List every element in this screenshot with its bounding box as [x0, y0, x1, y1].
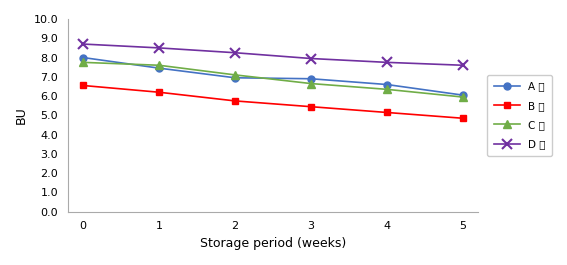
A 뱑 — [383, 83, 390, 86]
C 뱑 — [307, 82, 314, 85]
D 뱑 — [307, 57, 314, 60]
C 뱑 — [231, 73, 238, 77]
Line: D 뱑: D 뱑 — [78, 39, 468, 70]
B 뱑 — [459, 117, 466, 120]
D 뱑 — [80, 42, 87, 46]
Legend: A 뱑, B 뱑, C 뱑, D 뱑: A 뱑, B 뱑, C 뱑, D 뱑 — [487, 75, 552, 156]
A 뱑 — [307, 77, 314, 80]
C 뱑 — [80, 61, 87, 64]
A 뱑 — [459, 94, 466, 97]
D 뱑 — [459, 64, 466, 67]
Y-axis label: BU: BU — [15, 107, 28, 124]
D 뱑 — [231, 51, 238, 54]
C 뱑 — [155, 64, 162, 67]
B 뱑 — [80, 84, 87, 87]
B 뱑 — [383, 111, 390, 114]
C 뱑 — [459, 95, 466, 99]
B 뱑 — [231, 99, 238, 103]
D 뱑 — [155, 46, 162, 50]
X-axis label: Storage period (weeks): Storage period (weeks) — [200, 237, 346, 250]
B 뱑 — [307, 105, 314, 108]
Line: B 뱑: B 뱑 — [79, 82, 466, 122]
A 뱑 — [155, 67, 162, 70]
B 뱑 — [155, 91, 162, 94]
D 뱑 — [383, 61, 390, 64]
C 뱑 — [383, 88, 390, 91]
A 뱑 — [80, 56, 87, 59]
Line: A 뱑: A 뱑 — [79, 54, 466, 99]
Line: C 뱑: C 뱑 — [79, 58, 467, 101]
A 뱑 — [231, 76, 238, 80]
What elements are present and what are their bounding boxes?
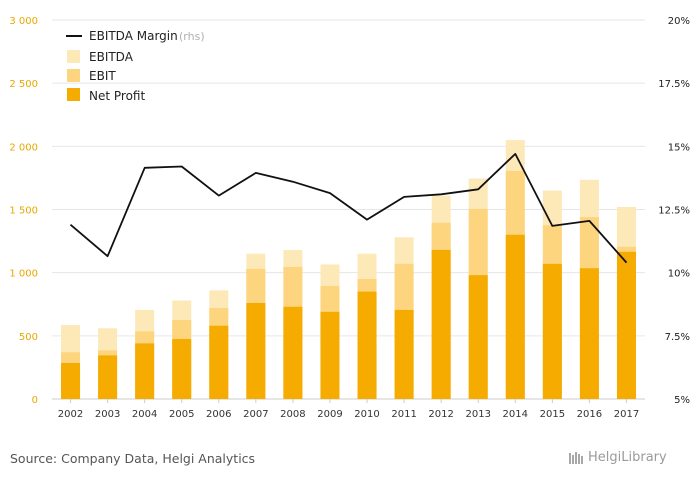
legend-swatch-ebit — [67, 69, 80, 82]
legend-label-ebit: EBIT — [89, 69, 116, 83]
line-ebitda-margin — [69, 152, 628, 264]
bar-net-profit — [542, 263, 562, 399]
bar-net-profit — [283, 306, 303, 399]
bar-net-profit — [579, 268, 599, 399]
bar-net-profit — [468, 275, 488, 399]
bar-net-profit — [172, 338, 192, 399]
y-left-tick-label: 0 — [32, 395, 38, 406]
x-tick-label: 2011 — [391, 409, 416, 420]
y-right-tick-label: 17.5% — [658, 79, 690, 90]
x-tick-label: 2009 — [317, 409, 342, 420]
brand-logo: HelgiLibrary — [568, 450, 667, 465]
y-right-tick-label: 5% — [674, 395, 690, 406]
y-left-tick-label: 2 000 — [9, 142, 38, 153]
y-right-tick-label: 20% — [668, 16, 690, 27]
bar-net-profit — [431, 249, 451, 399]
right-y-axis: 5% 7.5% 10% 12.5% 15% 17.5% 20% — [658, 16, 690, 406]
y-left-tick-label: 1 500 — [9, 206, 38, 217]
legend-label-ebitda: EBITDA — [89, 50, 134, 64]
legend-swatch-net-profit — [67, 88, 80, 101]
x-tick-label: 2017 — [614, 409, 639, 420]
x-tick-label: 2006 — [206, 409, 231, 420]
x-tick-label: 2005 — [169, 409, 194, 420]
y-left-tick-label: 3 000 — [9, 16, 38, 27]
x-tick-label: 2002 — [58, 409, 83, 420]
y-right-tick-label: 7.5% — [665, 332, 690, 343]
x-tick-label: 2003 — [95, 409, 120, 420]
bar-net-profit — [98, 355, 118, 399]
source-note: Source: Company Data, Helgi Analytics — [10, 451, 256, 466]
x-tick-label: 2016 — [577, 409, 602, 420]
legend-label-line: EBITDA Margin — [89, 29, 178, 43]
y-left-tick-label: 500 — [19, 332, 38, 343]
bar-net-profit — [246, 302, 266, 399]
x-tick-label: 2004 — [132, 409, 157, 420]
bars — [61, 140, 636, 399]
y-left-tick-label: 2 500 — [9, 79, 38, 90]
y-left-tick-label: 1 000 — [9, 269, 38, 280]
bar-net-profit — [61, 362, 81, 399]
logo-text: HelgiLibrary — [588, 450, 667, 465]
x-tick-label: 2007 — [243, 409, 268, 420]
x-tick-label: 2015 — [540, 409, 565, 420]
bar-net-profit — [394, 309, 414, 399]
bar-net-profit — [505, 234, 525, 399]
x-tick-label: 2012 — [428, 409, 453, 420]
bar-net-profit — [209, 325, 229, 399]
bar-net-profit — [357, 291, 377, 399]
library-icon — [569, 451, 583, 464]
x-tick-label: 2014 — [503, 409, 528, 420]
bar-net-profit — [135, 343, 155, 399]
legend-swatch-ebitda — [67, 50, 80, 63]
legend-note-line: (rhs) — [179, 30, 205, 43]
legend: EBITDA Margin (rhs) EBITDA EBIT Net Prof… — [66, 29, 205, 103]
bar-net-profit — [616, 251, 636, 399]
legend-label-net-profit: Net Profit — [89, 89, 145, 103]
y-right-tick-label: 10% — [668, 269, 690, 280]
x-axis: 2002 2003 2004 2005 2006 2007 2008 2009 2010 2011… — [58, 399, 639, 420]
bar-net-profit — [320, 311, 340, 399]
y-right-tick-label: 12.5% — [658, 206, 690, 217]
left-y-axis: 0 500 1 000 1 500 2 000 2 500 3 000 — [9, 16, 38, 406]
x-tick-label: 2013 — [465, 409, 490, 420]
margin-line — [69, 152, 628, 264]
x-tick-label: 2010 — [354, 409, 379, 420]
x-tick-label: 2008 — [280, 409, 305, 420]
y-right-tick-label: 15% — [668, 142, 690, 153]
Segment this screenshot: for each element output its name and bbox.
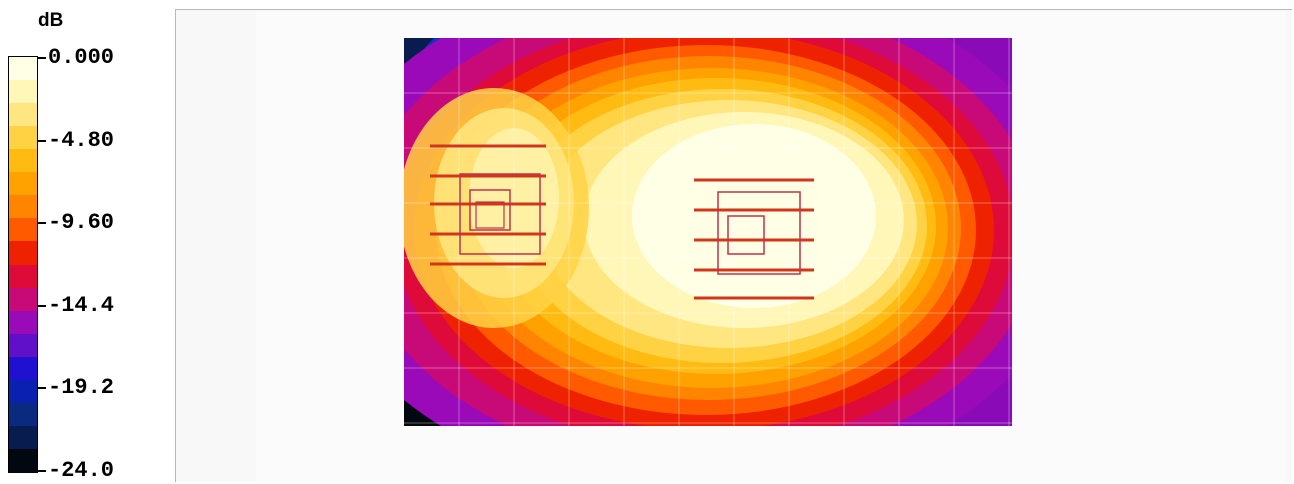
colorbar-tick	[38, 470, 46, 472]
colorbar-band	[9, 425, 37, 450]
heatmap-corner-bl-dark	[404, 388, 444, 426]
colorbar-band	[9, 448, 37, 473]
colorbar-tick	[38, 57, 46, 59]
colorbar-tick-label: -24.0	[48, 458, 115, 483]
colorbar-band	[9, 57, 37, 81]
colorbar	[8, 56, 38, 473]
colorbar-band	[9, 333, 37, 358]
colorbar-band	[9, 103, 37, 127]
colorbar-band	[9, 218, 37, 243]
speaker-frame-inner	[469, 189, 511, 231]
colorbar-tick-label: -14.4	[48, 292, 115, 318]
speaker-frame-outer	[459, 173, 541, 255]
colorbar-band	[9, 241, 37, 266]
colorbar-tick	[38, 139, 46, 142]
speaker-frame-outer	[717, 191, 801, 275]
speaker-frame-core	[475, 201, 505, 229]
colorbar-band	[9, 195, 37, 219]
colorbar-tick-label: -4.80	[48, 127, 115, 153]
speaker-frame-inner	[727, 215, 765, 255]
colorbar-band	[9, 80, 37, 104]
colorbar-band	[9, 356, 37, 381]
colorbar-tick-label: -19.2	[48, 375, 115, 401]
colorbar-band	[9, 379, 37, 404]
colorbar-legend: dB 0.000 -4.80 -9.60 -14.4 -19.2 -24.0	[0, 0, 175, 484]
heatmap-corner-tl-dark	[404, 38, 434, 83]
colorbar-band	[9, 264, 37, 289]
colorbar-band	[9, 172, 37, 196]
colorbar-unit-label: dB	[38, 10, 64, 31]
colorbar-tick	[38, 222, 46, 225]
colorbar-band	[9, 402, 37, 427]
colorbar-tick-label: -9.60	[48, 210, 115, 236]
colorbar-band	[9, 149, 37, 173]
colorbar-tick	[38, 387, 46, 390]
colorbar-tick	[38, 304, 46, 307]
heatmap-area	[404, 38, 1012, 426]
colorbar-band	[9, 287, 37, 312]
heatmap-svg	[404, 38, 1012, 426]
colorbar-band	[9, 310, 37, 335]
colorbar-band	[9, 126, 37, 150]
colorbar-tick-label: 0.000	[48, 45, 115, 70]
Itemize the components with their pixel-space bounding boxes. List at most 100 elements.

::::::

#### [EXERCISE TASK]
Copy all of the records above line for line, without any changes, and leave out the pictures.

#### [COMPLETE OUTPUT]
List every element in this screenshot with its bounding box as [x0, y0, x1, y1].
A 뱑 — [383, 83, 390, 86]
C 뱑 — [307, 82, 314, 85]
D 뱑 — [307, 57, 314, 60]
C 뱑 — [231, 73, 238, 77]
Line: D 뱑: D 뱑 — [78, 39, 468, 70]
B 뱑 — [459, 117, 466, 120]
D 뱑 — [80, 42, 87, 46]
Legend: A 뱑, B 뱑, C 뱑, D 뱑: A 뱑, B 뱑, C 뱑, D 뱑 — [487, 75, 552, 156]
A 뱑 — [307, 77, 314, 80]
C 뱑 — [80, 61, 87, 64]
A 뱑 — [459, 94, 466, 97]
D 뱑 — [459, 64, 466, 67]
Y-axis label: BU: BU — [15, 107, 28, 124]
D 뱑 — [231, 51, 238, 54]
C 뱑 — [155, 64, 162, 67]
B 뱑 — [80, 84, 87, 87]
B 뱑 — [383, 111, 390, 114]
C 뱑 — [459, 95, 466, 99]
B 뱑 — [231, 99, 238, 103]
D 뱑 — [155, 46, 162, 50]
X-axis label: Storage period (weeks): Storage period (weeks) — [200, 237, 346, 250]
B 뱑 — [307, 105, 314, 108]
Line: B 뱑: B 뱑 — [79, 82, 466, 122]
A 뱑 — [155, 67, 162, 70]
B 뱑 — [155, 91, 162, 94]
D 뱑 — [383, 61, 390, 64]
C 뱑 — [383, 88, 390, 91]
A 뱑 — [80, 56, 87, 59]
Line: A 뱑: A 뱑 — [79, 54, 466, 99]
Line: C 뱑: C 뱑 — [79, 58, 467, 101]
A 뱑 — [231, 76, 238, 80]
What elements are present and what are their bounding boxes?
legend-swatch-ebit — [67, 69, 80, 82]
legend-label-ebit: EBIT — [89, 69, 116, 83]
line-ebitda-margin — [69, 152, 628, 264]
bar-net-profit — [542, 263, 562, 399]
bar-net-profit — [283, 306, 303, 399]
bar-net-profit — [579, 268, 599, 399]
bar-net-profit — [468, 275, 488, 399]
bar-net-profit — [172, 338, 192, 399]
y-left-tick-label: 0 — [32, 395, 38, 406]
x-tick-label: 2011 — [391, 409, 416, 420]
y-right-tick-label: 17.5% — [658, 79, 690, 90]
x-tick-label: 2009 — [317, 409, 342, 420]
brand-logo: HelgiLibrary — [568, 450, 667, 465]
y-right-tick-label: 5% — [674, 395, 690, 406]
y-left-tick-label: 2 000 — [9, 142, 38, 153]
y-right-tick-label: 20% — [668, 16, 690, 27]
bar-net-profit — [431, 249, 451, 399]
right-y-axis: 5% 7.5% 10% 12.5% 15% 17.5% 20% — [658, 16, 690, 406]
y-left-tick-label: 1 500 — [9, 206, 38, 217]
legend-label-ebitda: EBITDA — [89, 50, 134, 64]
legend-swatch-net-profit — [67, 88, 80, 101]
x-tick-label: 2017 — [614, 409, 639, 420]
x-tick-label: 2006 — [206, 409, 231, 420]
x-tick-label: 2005 — [169, 409, 194, 420]
y-left-tick-label: 3 000 — [9, 16, 38, 27]
x-tick-label: 2002 — [58, 409, 83, 420]
y-right-tick-label: 7.5% — [665, 332, 690, 343]
x-tick-label: 2003 — [95, 409, 120, 420]
bar-net-profit — [98, 355, 118, 399]
source-note: Source: Company Data, Helgi Analytics — [10, 451, 256, 466]
x-tick-label: 2016 — [577, 409, 602, 420]
legend-label-line: EBITDA Margin — [89, 29, 178, 43]
y-left-tick-label: 500 — [19, 332, 38, 343]
bar-net-profit — [246, 302, 266, 399]
x-tick-label: 2004 — [132, 409, 157, 420]
bars — [61, 140, 636, 399]
y-left-tick-label: 2 500 — [9, 79, 38, 90]
y-left-tick-label: 1 000 — [9, 269, 38, 280]
bar-net-profit — [61, 362, 81, 399]
logo-text: HelgiLibrary — [588, 450, 667, 465]
x-tick-label: 2007 — [243, 409, 268, 420]
x-tick-label: 2015 — [540, 409, 565, 420]
bar-net-profit — [394, 309, 414, 399]
bar-net-profit — [505, 234, 525, 399]
x-tick-label: 2012 — [428, 409, 453, 420]
bar-net-profit — [209, 325, 229, 399]
bar-net-profit — [357, 291, 377, 399]
library-icon — [569, 451, 583, 464]
x-tick-label: 2014 — [503, 409, 528, 420]
bar-net-profit — [135, 343, 155, 399]
legend-swatch-ebitda — [67, 50, 80, 63]
legend-note-line: (rhs) — [179, 30, 205, 43]
legend: EBITDA Margin (rhs) EBITDA EBIT Net Prof… — [66, 29, 205, 103]
bar-net-profit — [616, 251, 636, 399]
legend-label-net-profit: Net Profit — [89, 89, 145, 103]
y-right-tick-label: 10% — [668, 269, 690, 280]
x-axis: 2002 2003 2004 2005 2006 2007 2008 2009 2010 2011… — [58, 399, 639, 420]
bar-net-profit — [320, 311, 340, 399]
y-right-tick-label: 12.5% — [658, 206, 690, 217]
left-y-axis: 0 500 1 000 1 500 2 000 2 500 3 000 — [9, 16, 38, 406]
x-tick-label: 2013 — [465, 409, 490, 420]
margin-line — [69, 152, 628, 264]
x-tick-label: 2010 — [354, 409, 379, 420]
x-tick-label: 2008 — [280, 409, 305, 420]
y-right-tick-label: 15% — [668, 142, 690, 153]
Segment this screenshot: for each element output its name and bbox.
colorbar-tick	[38, 470, 46, 472]
colorbar-band	[9, 425, 37, 450]
heatmap-corner-bl-dark	[404, 388, 444, 426]
colorbar-band	[9, 448, 37, 473]
colorbar-tick	[38, 57, 46, 59]
colorbar-tick-label: -24.0	[48, 458, 115, 483]
colorbar-band	[9, 57, 37, 81]
colorbar	[8, 56, 38, 473]
colorbar-band	[9, 333, 37, 358]
colorbar-band	[9, 103, 37, 127]
colorbar-band	[9, 218, 37, 243]
speaker-frame-inner	[469, 189, 511, 231]
colorbar-tick-label: -14.4	[48, 292, 115, 318]
speaker-frame-outer	[459, 173, 541, 255]
colorbar-band	[9, 241, 37, 266]
colorbar-tick	[38, 139, 46, 142]
speaker-frame-outer	[717, 191, 801, 275]
speaker-frame-core	[475, 201, 505, 229]
colorbar-band	[9, 195, 37, 219]
colorbar-tick-label: -4.80	[48, 127, 115, 153]
speaker-frame-inner	[727, 215, 765, 255]
colorbar-band	[9, 80, 37, 104]
colorbar-band	[9, 356, 37, 381]
colorbar-tick-label: -19.2	[48, 375, 115, 401]
colorbar-band	[9, 379, 37, 404]
colorbar-legend: dB 0.000 -4.80 -9.60 -14.4 -19.2 -24.0	[0, 0, 175, 484]
heatmap-corner-tl-dark	[404, 38, 434, 83]
colorbar-band	[9, 264, 37, 289]
colorbar-band	[9, 172, 37, 196]
colorbar-unit-label: dB	[38, 10, 64, 31]
colorbar-tick	[38, 222, 46, 225]
colorbar-band	[9, 402, 37, 427]
colorbar-tick-label: -9.60	[48, 210, 115, 236]
colorbar-band	[9, 149, 37, 173]
colorbar-tick	[38, 387, 46, 390]
colorbar-tick	[38, 304, 46, 307]
heatmap-area	[404, 38, 1012, 426]
colorbar-band	[9, 287, 37, 312]
heatmap-svg	[404, 38, 1012, 426]
colorbar-band	[9, 310, 37, 335]
colorbar-band	[9, 126, 37, 150]
colorbar-tick-label: 0.000	[48, 45, 115, 70]
Itemize the components with their pixel-space bounding boxes. List at most 100 elements.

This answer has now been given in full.